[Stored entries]

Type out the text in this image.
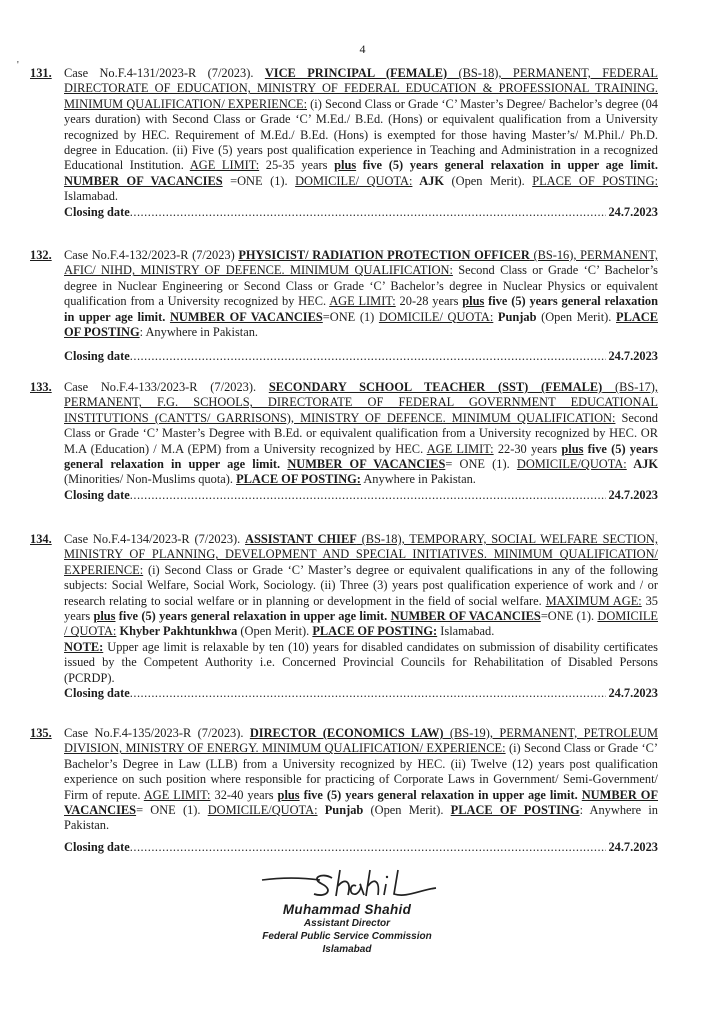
4
'
131. Case No.F.4-131/2023-R (7/2023). VICE PRINCIPAL (FEMALE) (BS-18), PERMANENT, FEDERAL DIRECTORATE OF EDUCATION, MINISTRY OF FEDERAL EDUCATION & PROFESSIONAL TRAINING. MINIMUM QUALIFICATION/ EXPERIENCE: (i) Second Class or Grade ‘C’ Master’s Degree/ Bachelor’s degree (04 years duration) with Second Class or Grade ‘C’ M.Ed./ B.Ed. (Hons) or equivalent qualification from a University recognized by HEC. Requirement of M.Ed./ B.Ed. (Hons) is exempted for those having Master’s/ M.Phil./ Ph.D. degree in Education. (ii) Five (5) years post qualification experience in Teaching and Administration in a recognized Educational Institution. AGE LIMIT: 25-35 years plus five (5) years general relaxation in upper age limit. NUMBER OF VACANCIES =ONE (1). DOMICILE/ QUOTA: AJK (Open Merit). PLACE OF POSTING: Islamabad.
Closing date .....	24.7.2023
132. Case No.F.4-132/2023-R (7/2023) PHYSICIST/ RADIATION PROTECTION OFFICER (BS-16), PERMANENT, AFIC/ NIHD, MINISTRY OF DEFENCE. MINIMUM QUALIFICATION: Second Class or Grade ‘C’ Bachelor’s degree in Nuclear Engineering or Second Class or Grade ‘C’ Bachelor’s degree in Nuclear Physics or equivalent qualification from a University recognized by HEC. AGE LIMIT: 20-28 years plus five (5) years general relaxation in upper age limit. NUMBER OF VACANCIES=ONE (1) DOMICILE/ QUOTA: Punjab (Open Merit). PLACE OF POSTING: Anywhere in Pakistan.
Closing date .....	24.7.2023
133. Case No.F.4-133/2023-R (7/2023). SECONDARY SCHOOL TEACHER (SST) (FEMALE) (BS-17), PERMANENT, F.G. SCHOOLS, DIRECTORATE OF FEDERAL GOVERNMENT EDUCATIONAL INSTITUTIONS (CANTTS/ GARRISONS), MINISTRY OF DEFENCE. MINIMUM QUALIFICATION: Second Class or Grade ‘C’ Master’s Degree with B.Ed. or equivalent qualification from a University recognized by HEC. OR M.A (Education) / M.A (EPM) from a University recognized by HEC. AGE LIMIT: 22-30 years plus five (5) years general relaxation in upper age limit. NUMBER OF VACANCIES= ONE (1). DOMICILE/QUOTA: AJK (Minorities/ Non-Muslims quota). PLACE OF POSTING: Anywhere in Pakistan.
Closing date .....	24.7.2023
134. Case No.F.4-134/2023-R (7/2023). ASSISTANT CHIEF (BS-18), TEMPORARY, SOCIAL WELFARE SECTION, MINISTRY OF PLANNING, DEVELOPMENT AND SPECIAL INITIATIVES. MINIMUM QUALIFICATION/ EXPERIENCE: (i) Second Class or Grade ‘C’ Master’s degree or equivalent qualifications in any of the following subjects: Social Welfare, Social Work, Sociology. (ii) Three (3) years post qualification experience of work and / or research relating to social welfare or in planning or development in the field of social welfare. MAXIMUM AGE: 35 years plus five (5) years general relaxation in upper age limit. NUMBER OF VACANCIES=ONE (1). DOMICILE / QUOTA: Khyber Pakhtunkhwa (Open Merit). PLACE OF POSTING: Islamabad.
NOTE: Upper age limit is relaxable by ten (10) years for disabled candidates on submission of disability certificates issued by the Competent Authority i.e. Concerned Provincial Councils for Rehabilitation of Disabled Persons (PCRDP).
Closing date .....	24.7.2023
135. Case No.F.4-135/2023-R (7/2023). DIRECTOR (ECONOMICS LAW) (BS-19), PERMANENT, PETROLEUM DIVISION, MINISTRY OF ENERGY. MINIMUM QUALIFICATION/ EXPERIENCE: (i) Second Class or Grade ‘C’ Bachelor’s Degree in Law (LLB) from a University recognized by HEC. (ii) Twelve (12) years post qualification experience on such position where responsible for practicing of Corporate Laws in Government/ Semi-Government/ Firm of repute. AGE LIMIT: 32-40 years plus five (5) years general relaxation in upper age limit. NUMBER OF VACANCIES= ONE (1). DOMICILE/QUOTA: Punjab (Open Merit). PLACE OF POSTING: Anywhere in Pakistan.
Closing date .....	24.7.2023
Muhammad Shahid
Assistant Director
Federal Public Service Commission
Islamabad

**OBJECTIVE**
Can you retype every record above exactly, leaving out the pictures?

**RESPONSE TO THE EXERCISE**
Type out the text in this image.
4
'
131. Case No.F.4-131/2023-R (7/2023). VICE PRINCIPAL (FEMALE) (BS-18), PERMANENT, FEDERAL DIRECTORATE OF EDUCATION, MINISTRY OF FEDERAL EDUCATION & PROFESSIONAL TRAINING. MINIMUM QUALIFICATION/ EXPERIENCE: (i) Second Class or Grade ‘C’ Master’s Degree/ Bachelor’s degree (04 years duration) with Second Class or Grade ‘C’ M.Ed./ B.Ed. (Hons) or equivalent qualification from a University recognized by HEC. Requirement of M.Ed./ B.Ed. (Hons) is exempted for those having Master’s/ M.Phil./ Ph.D. degree in Education. (ii) Five (5) years post qualification experience in Teaching and Administration in a recognized Educational Institution. AGE LIMIT: 25-35 years plus five (5) years general relaxation in upper age limit. NUMBER OF VACANCIES =ONE (1). DOMICILE/ QUOTA: AJK (Open Merit). PLACE OF POSTING: Islamabad.
Closing date .....	24.7.2023
132. Case No.F.4-132/2023-R (7/2023) PHYSICIST/ RADIATION PROTECTION OFFICER (BS-16), PERMANENT, AFIC/ NIHD, MINISTRY OF DEFENCE. MINIMUM QUALIFICATION: Second Class or Grade ‘C’ Bachelor’s degree in Nuclear Engineering or Second Class or Grade ‘C’ Bachelor’s degree in Nuclear Physics or equivalent qualification from a University recognized by HEC. AGE LIMIT: 20-28 years plus five (5) years general relaxation in upper age limit. NUMBER OF VACANCIES=ONE (1) DOMICILE/ QUOTA: Punjab (Open Merit). PLACE OF POSTING: Anywhere in Pakistan.
Closing date .....	24.7.2023
133. Case No.F.4-133/2023-R (7/2023). SECONDARY SCHOOL TEACHER (SST) (FEMALE) (BS-17), PERMANENT, F.G. SCHOOLS, DIRECTORATE OF FEDERAL GOVERNMENT EDUCATIONAL INSTITUTIONS (CANTTS/ GARRISONS), MINISTRY OF DEFENCE. MINIMUM QUALIFICATION: Second Class or Grade ‘C’ Master’s Degree with B.Ed. or equivalent qualification from a University recognized by HEC. OR M.A (Education) / M.A (EPM) from a University recognized by HEC. AGE LIMIT: 22-30 years plus five (5) years general relaxation in upper age limit. NUMBER OF VACANCIES= ONE (1). DOMICILE/QUOTA: AJK (Minorities/ Non-Muslims quota). PLACE OF POSTING: Anywhere in Pakistan.
Closing date .....	24.7.2023
134. Case No.F.4-134/2023-R (7/2023). ASSISTANT CHIEF (BS-18), TEMPORARY, SOCIAL WELFARE SECTION, MINISTRY OF PLANNING, DEVELOPMENT AND SPECIAL INITIATIVES. MINIMUM QUALIFICATION/ EXPERIENCE: (i) Second Class or Grade ‘C’ Master’s degree or equivalent qualifications in any of the following subjects: Social Welfare, Social Work, Sociology. (ii) Three (3) years post qualification experience of work and / or research relating to social welfare or in planning or development in the field of social welfare. MAXIMUM AGE: 35 years plus five (5) years general relaxation in upper age limit. NUMBER OF VACANCIES=ONE (1). DOMICILE / QUOTA: Khyber Pakhtunkhwa (Open Merit). PLACE OF POSTING: Islamabad.
NOTE: Upper age limit is relaxable by ten (10) years for disabled candidates on submission of disability certificates issued by the Competent Authority i.e. Concerned Provincial Councils for Rehabilitation of Disabled Persons (PCRDP).
Closing date .....	24.7.2023
135. Case No.F.4-135/2023-R (7/2023). DIRECTOR (ECONOMICS LAW) (BS-19), PERMANENT, PETROLEUM DIVISION, MINISTRY OF ENERGY. MINIMUM QUALIFICATION/ EXPERIENCE: (i) Second Class or Grade ‘C’ Bachelor’s Degree in Law (LLB) from a University recognized by HEC. (ii) Twelve (12) years post qualification experience on such position where responsible for practicing of Corporate Laws in Government/ Semi-Government/ Firm of repute. AGE LIMIT: 32-40 years plus five (5) years general relaxation in upper age limit. NUMBER OF VACANCIES= ONE (1). DOMICILE/QUOTA: Punjab (Open Merit). PLACE OF POSTING: Anywhere in Pakistan.
Closing date .....	24.7.2023
Muhammad Shahid
Assistant Director
Federal Public Service Commission
Islamabad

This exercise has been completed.